__Work to complete__. Reproduce all the lines exactly as they stand, apart from the pictures.

[Stored data entries]
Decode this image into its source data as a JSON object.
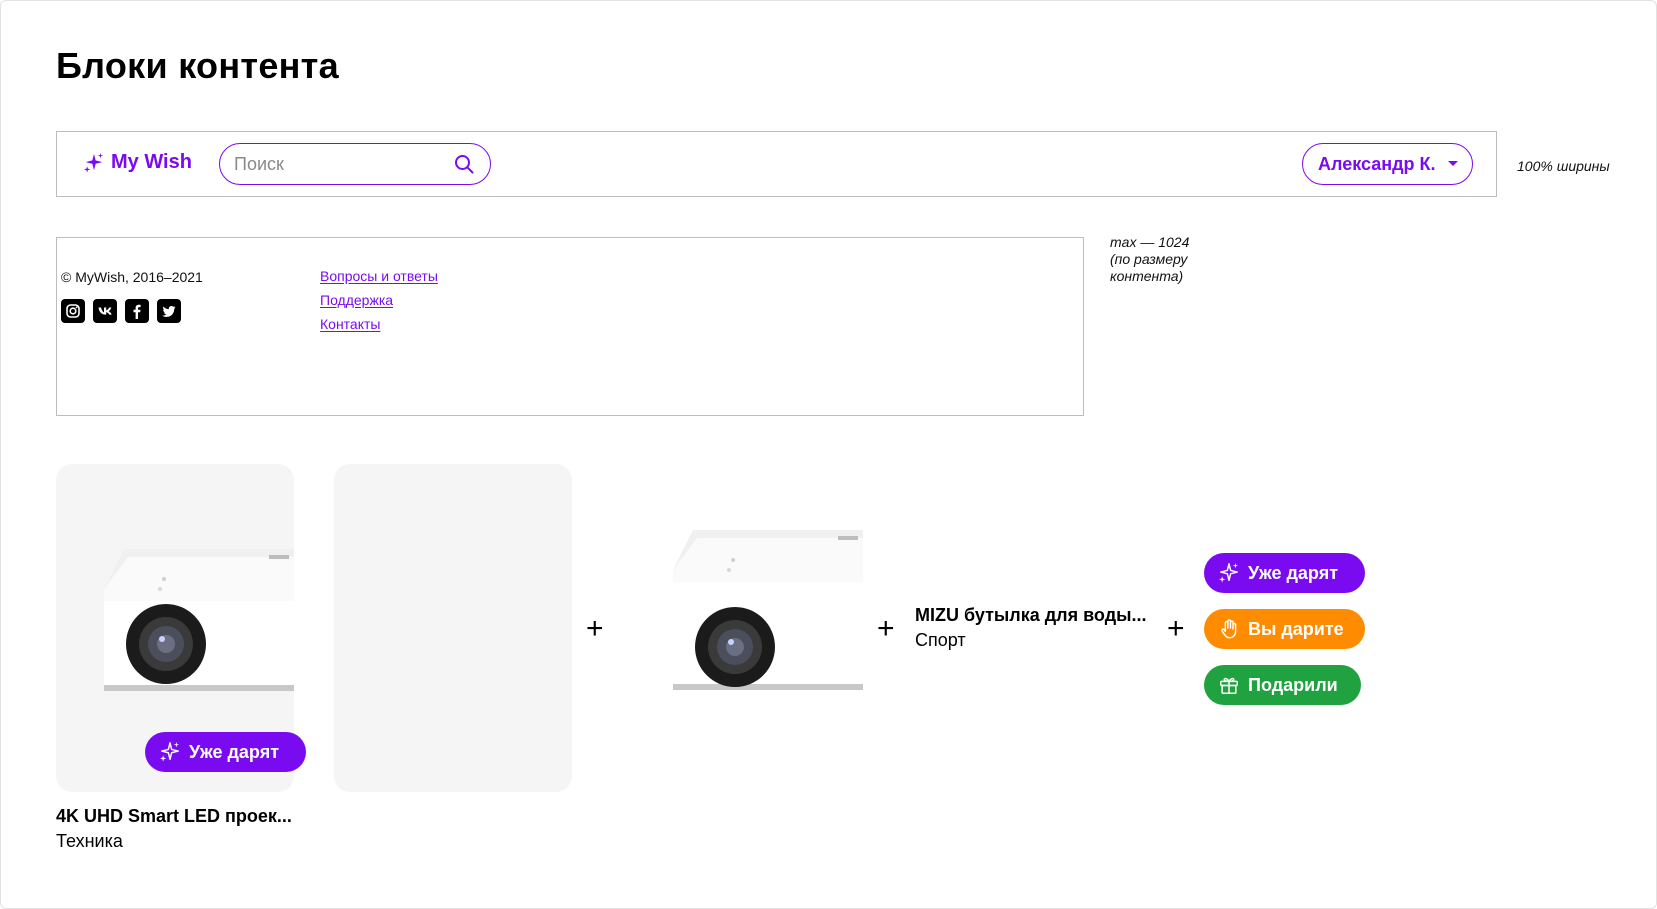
{
  "page": {
    "title": "Блоки контента"
  },
  "header": {
    "logo_text": "My Wish",
    "logo_icon": "sparkle-icon",
    "search_placeholder": "Поиск",
    "user_name": "Александр К.",
    "note": "100% ширины"
  },
  "footer": {
    "copyright": "© MyWish, 2016–2021",
    "socials": [
      "instagram-icon",
      "vk-icon",
      "facebook-icon",
      "twitter-icon"
    ],
    "links": [
      "Вопросы и ответы",
      "Поддержка",
      "Контакты"
    ],
    "note_lines": [
      "max — 1024",
      "(по размеру",
      "контента)"
    ]
  },
  "card": {
    "name": "4K UHD Smart LED проек...",
    "category": "Техника",
    "status_label": "Уже дарят"
  },
  "row": {
    "name": "MIZU бутылка для воды...",
    "category": "Спорт",
    "plus": "+"
  },
  "statuses": [
    {
      "label": "Уже дарят",
      "color": "#7a0bf0",
      "icon": "sparkle-icon"
    },
    {
      "label": "Вы дарите",
      "color": "#ff8c00",
      "icon": "hand-icon"
    },
    {
      "label": "Подарили",
      "color": "#1fa23f",
      "icon": "gift-icon"
    }
  ],
  "colors": {
    "accent": "#7a0bf0",
    "orange": "#ff8c00",
    "green": "#1fa23f",
    "card_bg": "#f5f5f5"
  }
}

__The result__.
Decode this image into its source data as a JSON object.
{
  "page": {
    "title": "Блоки контента"
  },
  "header": {
    "logo_text": "My Wish",
    "logo_icon": "sparkle-icon",
    "search_placeholder": "Поиск",
    "user_name": "Александр К.",
    "note": "100% ширины"
  },
  "footer": {
    "copyright": "© MyWish, 2016–2021",
    "socials": [
      "instagram-icon",
      "vk-icon",
      "facebook-icon",
      "twitter-icon"
    ],
    "links": [
      "Вопросы и ответы",
      "Поддержка",
      "Контакты"
    ],
    "note_lines": [
      "max — 1024",
      "(по размеру",
      "контента)"
    ]
  },
  "card": {
    "name": "4K UHD Smart LED проек...",
    "category": "Техника",
    "status_label": "Уже дарят"
  },
  "row": {
    "name": "MIZU бутылка для воды...",
    "category": "Спорт",
    "plus": "+"
  },
  "statuses": [
    {
      "label": "Уже дарят",
      "color": "#7a0bf0",
      "icon": "sparkle-icon"
    },
    {
      "label": "Вы дарите",
      "color": "#ff8c00",
      "icon": "hand-icon"
    },
    {
      "label": "Подарили",
      "color": "#1fa23f",
      "icon": "gift-icon"
    }
  ],
  "colors": {
    "accent": "#7a0bf0",
    "orange": "#ff8c00",
    "green": "#1fa23f",
    "card_bg": "#f5f5f5"
  }
}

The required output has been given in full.